Supplied text.
◇ ◇ ◇

Architect and Professor Eric Olsen Wins 2008 Metropolis Next Generation® Design Prize
San Francisco, May 2, 2008 A Bay Area architect and professor at the California College of Arts has been chosen as this year’s winner of the prestigious Metropolis Next Generation® Design Prize.
Next Generation® Design Prize winner Eric Olsen (Image: Amy MacWilliamson)
The winner, Eric Olsen, was honored by the architecture and design community at a gala awards celebration last night at the BATH+BEYOND showroom in San Francisco. The event was cohosted by competition sponsors Duravit and Geberit. Herman Miller, Inc., Maharam, and Sherwin-Williams also sponsored the competition. Olsen was presented with the $10,000 Next Generation® prize for his innovative design of an easy-to-carry device for transporting and purifying water.
Image: Eric Olsen
Olsen’s design is a Solar Water Disinfecting Tarpaulin, a flexible, adaptable vessel that can be easily filled with water and carried home, where it works to make the water potable. The pleated tarpaulin-constructed from laser-cut clear low-density polyethylene (LDPE) and dark rubberized nylon-is designed to hold up to 20 liters of water and can be rolled into a bundle or worn as a shawl-like kanga for carrying. It can be laid across a rooftop, spread on the ground or hung vertically to allow ultraviolet radiation from the sun to disinfect the water inside. This World Health Organization-approved purification method takes only five hours in hot climates. The tarpaulin is designed for use in a wide variety of settings, from urban disaster sites to remote third-world villages. Ten additional Next Generation proposals were also honored as runners-up at the awards event. (See below for details.)
Image: Eric Olsen
“This year’s winner and the very noteworthy runners-up once again confirm our belief in young designers’ ability to address complex social, cultural and environmental issues with enthusiasm and a high level of creativity,” said Metropolis publisher Horace Havemeyer III. “I’m also proud of them for submitting clear-headed business plans,” adds Havemeyer, noting that the “competition is unique among design competitions in that it asks for entrants to submit a business plan.”

◇ ◇ ◇

Provided records.
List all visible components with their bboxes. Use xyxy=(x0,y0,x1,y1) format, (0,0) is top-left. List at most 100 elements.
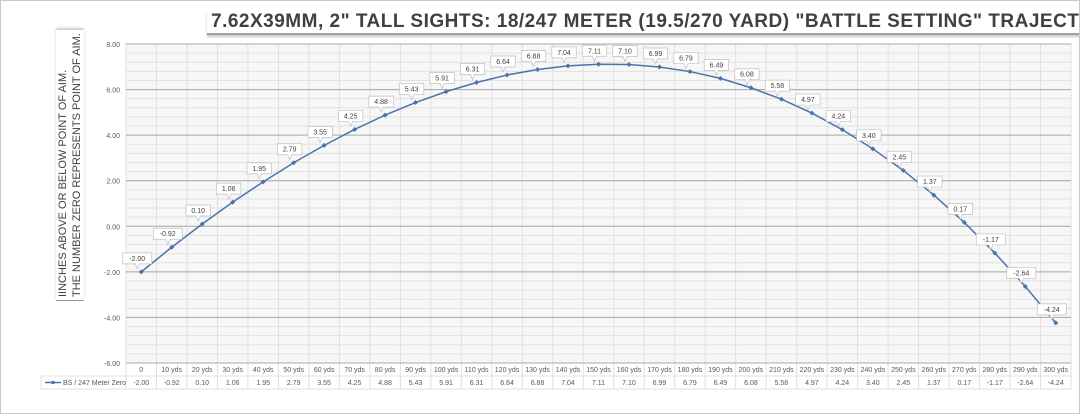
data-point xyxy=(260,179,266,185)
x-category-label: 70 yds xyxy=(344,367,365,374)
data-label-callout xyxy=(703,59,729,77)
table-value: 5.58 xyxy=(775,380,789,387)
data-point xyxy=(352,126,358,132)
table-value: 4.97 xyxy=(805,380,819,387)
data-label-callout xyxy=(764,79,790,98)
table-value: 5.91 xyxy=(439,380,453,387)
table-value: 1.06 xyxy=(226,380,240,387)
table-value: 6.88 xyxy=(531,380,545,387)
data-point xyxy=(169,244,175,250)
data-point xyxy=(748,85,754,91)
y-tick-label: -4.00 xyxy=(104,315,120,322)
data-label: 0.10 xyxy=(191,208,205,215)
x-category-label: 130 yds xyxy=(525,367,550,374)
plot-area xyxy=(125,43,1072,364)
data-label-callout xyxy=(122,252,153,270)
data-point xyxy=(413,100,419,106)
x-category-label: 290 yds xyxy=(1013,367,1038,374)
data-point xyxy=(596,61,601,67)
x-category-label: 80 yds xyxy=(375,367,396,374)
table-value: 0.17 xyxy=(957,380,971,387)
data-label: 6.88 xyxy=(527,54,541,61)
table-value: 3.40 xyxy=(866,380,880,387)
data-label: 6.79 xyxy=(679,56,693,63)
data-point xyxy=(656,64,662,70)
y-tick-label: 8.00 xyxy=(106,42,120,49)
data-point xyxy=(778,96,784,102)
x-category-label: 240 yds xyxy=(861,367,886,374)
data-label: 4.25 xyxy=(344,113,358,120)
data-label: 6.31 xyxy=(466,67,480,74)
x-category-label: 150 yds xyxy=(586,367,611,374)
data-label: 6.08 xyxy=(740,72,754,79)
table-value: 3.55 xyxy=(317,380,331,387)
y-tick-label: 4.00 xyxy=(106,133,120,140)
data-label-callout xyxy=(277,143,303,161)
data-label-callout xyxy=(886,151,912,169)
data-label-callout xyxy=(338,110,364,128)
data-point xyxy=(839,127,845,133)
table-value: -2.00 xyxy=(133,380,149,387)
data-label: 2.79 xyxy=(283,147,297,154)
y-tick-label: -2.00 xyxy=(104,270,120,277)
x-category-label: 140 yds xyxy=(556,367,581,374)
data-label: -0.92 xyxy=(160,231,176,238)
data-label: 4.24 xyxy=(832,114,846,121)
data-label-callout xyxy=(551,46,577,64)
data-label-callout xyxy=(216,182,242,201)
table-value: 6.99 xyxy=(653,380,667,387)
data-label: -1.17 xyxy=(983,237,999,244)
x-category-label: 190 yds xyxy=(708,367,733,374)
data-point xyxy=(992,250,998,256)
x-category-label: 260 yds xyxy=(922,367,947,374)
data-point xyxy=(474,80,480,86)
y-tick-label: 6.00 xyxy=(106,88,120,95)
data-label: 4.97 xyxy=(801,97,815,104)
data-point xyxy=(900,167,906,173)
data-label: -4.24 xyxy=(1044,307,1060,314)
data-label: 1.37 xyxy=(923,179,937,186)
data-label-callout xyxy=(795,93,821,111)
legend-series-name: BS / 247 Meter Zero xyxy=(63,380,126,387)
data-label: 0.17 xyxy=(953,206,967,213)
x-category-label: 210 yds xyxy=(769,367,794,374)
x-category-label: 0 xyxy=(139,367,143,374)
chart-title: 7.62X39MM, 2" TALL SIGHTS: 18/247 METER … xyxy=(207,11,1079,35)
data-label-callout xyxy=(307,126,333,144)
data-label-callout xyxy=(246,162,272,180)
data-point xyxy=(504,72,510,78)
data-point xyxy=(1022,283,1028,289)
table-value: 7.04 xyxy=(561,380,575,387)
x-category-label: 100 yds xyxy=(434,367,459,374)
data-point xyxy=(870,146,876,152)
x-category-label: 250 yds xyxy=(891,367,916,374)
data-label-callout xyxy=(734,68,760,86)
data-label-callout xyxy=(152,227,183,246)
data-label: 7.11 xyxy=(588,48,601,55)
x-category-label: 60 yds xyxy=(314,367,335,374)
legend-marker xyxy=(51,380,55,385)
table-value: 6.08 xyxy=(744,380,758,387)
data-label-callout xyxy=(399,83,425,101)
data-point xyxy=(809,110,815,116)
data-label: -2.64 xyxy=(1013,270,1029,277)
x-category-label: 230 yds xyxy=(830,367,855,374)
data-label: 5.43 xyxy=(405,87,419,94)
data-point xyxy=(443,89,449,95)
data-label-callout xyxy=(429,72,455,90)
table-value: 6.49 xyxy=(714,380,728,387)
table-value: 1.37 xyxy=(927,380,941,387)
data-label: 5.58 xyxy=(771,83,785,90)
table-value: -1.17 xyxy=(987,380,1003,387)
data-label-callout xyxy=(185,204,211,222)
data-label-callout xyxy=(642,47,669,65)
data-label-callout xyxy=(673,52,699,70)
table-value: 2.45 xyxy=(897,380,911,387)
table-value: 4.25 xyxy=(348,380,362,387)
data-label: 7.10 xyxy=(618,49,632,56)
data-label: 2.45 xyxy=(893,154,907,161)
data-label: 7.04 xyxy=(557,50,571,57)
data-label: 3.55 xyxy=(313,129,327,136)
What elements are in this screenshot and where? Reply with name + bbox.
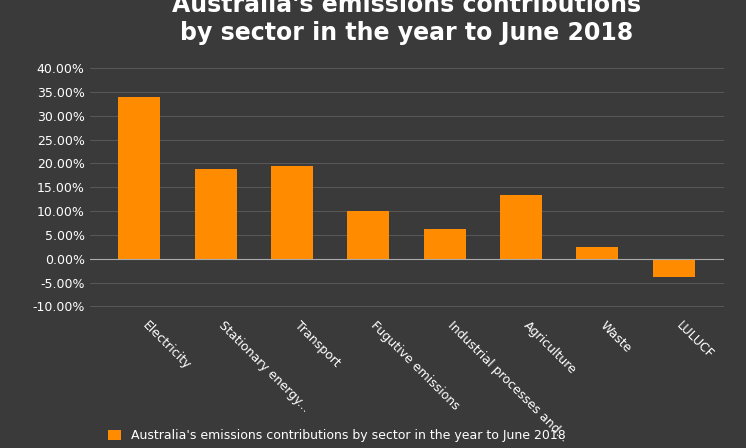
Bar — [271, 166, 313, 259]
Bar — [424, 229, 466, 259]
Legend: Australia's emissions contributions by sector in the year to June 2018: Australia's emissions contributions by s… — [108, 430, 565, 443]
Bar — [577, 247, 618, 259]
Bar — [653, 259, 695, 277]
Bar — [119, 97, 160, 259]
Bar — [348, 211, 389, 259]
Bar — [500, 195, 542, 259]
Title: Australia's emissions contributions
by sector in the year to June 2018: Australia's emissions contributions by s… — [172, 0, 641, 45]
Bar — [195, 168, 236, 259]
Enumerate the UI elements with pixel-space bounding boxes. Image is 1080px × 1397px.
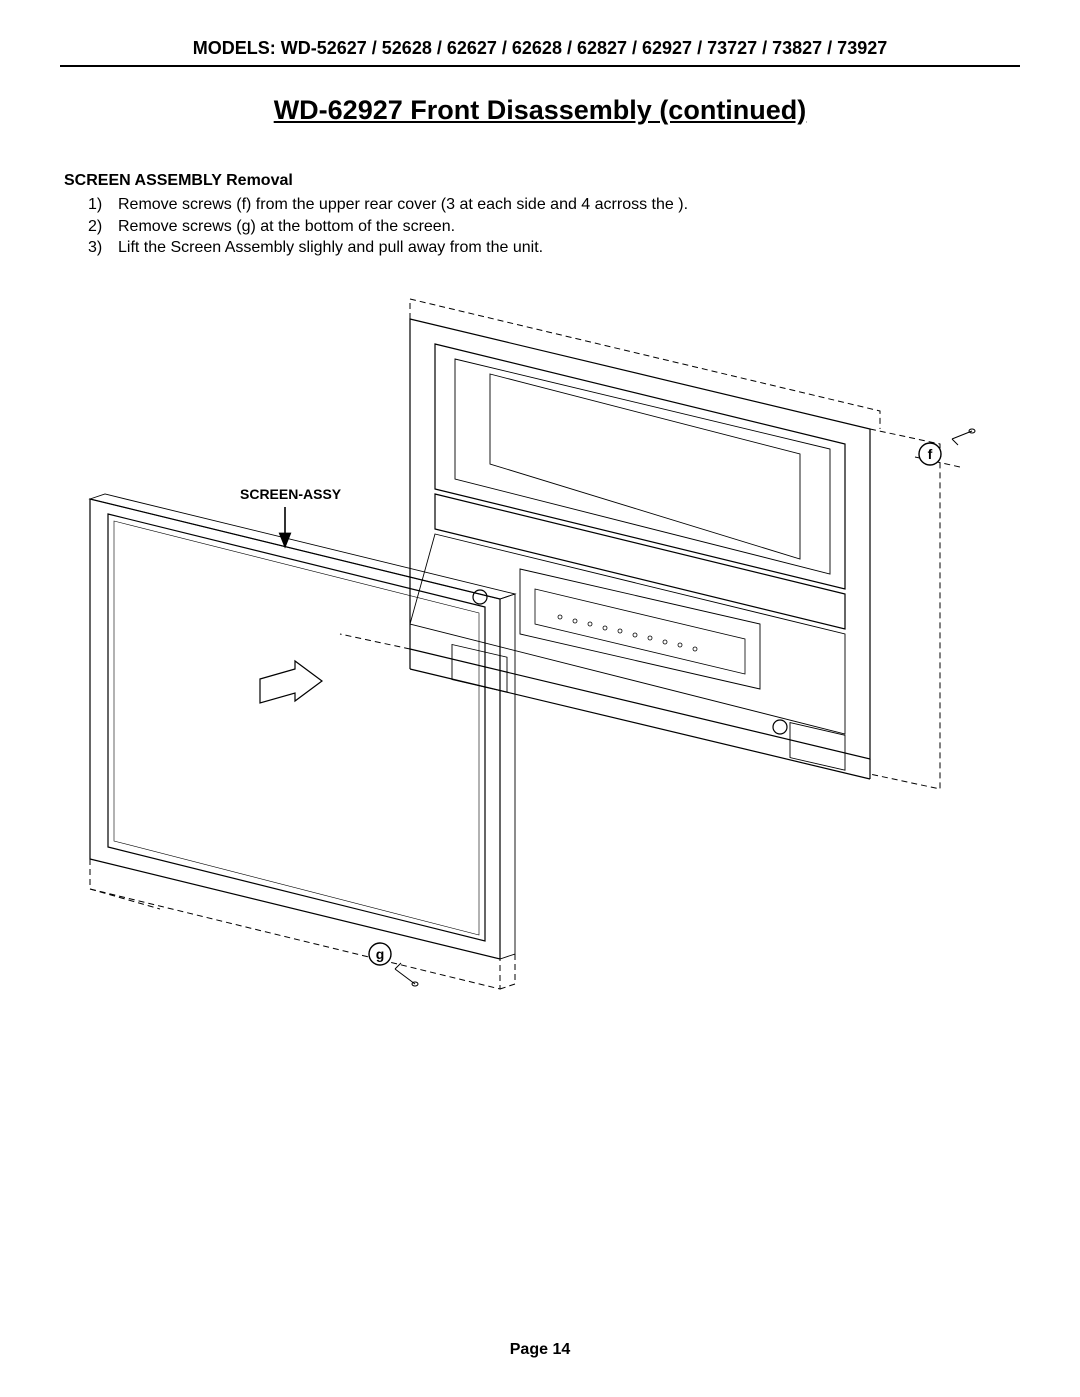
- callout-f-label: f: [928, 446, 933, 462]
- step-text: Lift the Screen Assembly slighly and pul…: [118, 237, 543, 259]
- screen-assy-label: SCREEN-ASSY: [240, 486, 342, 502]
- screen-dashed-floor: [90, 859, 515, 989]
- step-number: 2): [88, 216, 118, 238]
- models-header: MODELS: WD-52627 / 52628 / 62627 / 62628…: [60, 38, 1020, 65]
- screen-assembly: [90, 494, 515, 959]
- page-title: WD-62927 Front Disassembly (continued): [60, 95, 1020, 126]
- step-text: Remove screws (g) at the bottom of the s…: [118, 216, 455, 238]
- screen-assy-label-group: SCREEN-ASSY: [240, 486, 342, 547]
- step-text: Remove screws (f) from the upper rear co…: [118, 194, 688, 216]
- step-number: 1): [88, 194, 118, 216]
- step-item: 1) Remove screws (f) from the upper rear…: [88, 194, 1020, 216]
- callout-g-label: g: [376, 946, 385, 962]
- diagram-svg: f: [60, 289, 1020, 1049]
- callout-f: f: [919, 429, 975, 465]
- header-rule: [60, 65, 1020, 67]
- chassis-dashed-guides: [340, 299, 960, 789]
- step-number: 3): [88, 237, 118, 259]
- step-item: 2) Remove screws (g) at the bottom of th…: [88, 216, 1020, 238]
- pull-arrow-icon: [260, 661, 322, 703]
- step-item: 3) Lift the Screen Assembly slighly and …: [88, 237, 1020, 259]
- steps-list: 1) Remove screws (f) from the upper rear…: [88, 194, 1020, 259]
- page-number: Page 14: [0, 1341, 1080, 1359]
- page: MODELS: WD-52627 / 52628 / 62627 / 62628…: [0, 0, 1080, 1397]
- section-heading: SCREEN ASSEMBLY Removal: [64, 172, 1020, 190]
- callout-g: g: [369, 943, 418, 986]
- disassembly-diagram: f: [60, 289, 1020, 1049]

◇ ◇ ◇

Problem set.
1. According to the prize announcement, how long does the solar purification method take in hot climates?
2. In the listing, starting with the line containing "Bar — [271, 166, 313, 259]" and going on through the line containing "Enumerate the UI", rewrite those lines with "Bar" replaced by "Column", keeping everything else unchanged.

Answers to the exercises.
1. Five hours

2.
Column — [271, 166, 313, 259]
Column — [424, 229, 466, 259]
Legend: Australia's emissions contributions by sector in the year to June 2018: Australia's emissions contributions by s… — [108, 430, 565, 443]
Column — [577, 247, 618, 259]
Column — [653, 259, 695, 277]
Column — [119, 97, 160, 259]
Column — [348, 211, 389, 259]
Column — [500, 195, 542, 259]
Title: Australia's emissions contributions
by sector in the year to June 2018: Australia's emissions contributions by s… — [172, 0, 641, 45]
Column — [195, 168, 236, 259]
Enumerate the UI elements with pixel-space bounding boxes. Image is 1080px × 1397px.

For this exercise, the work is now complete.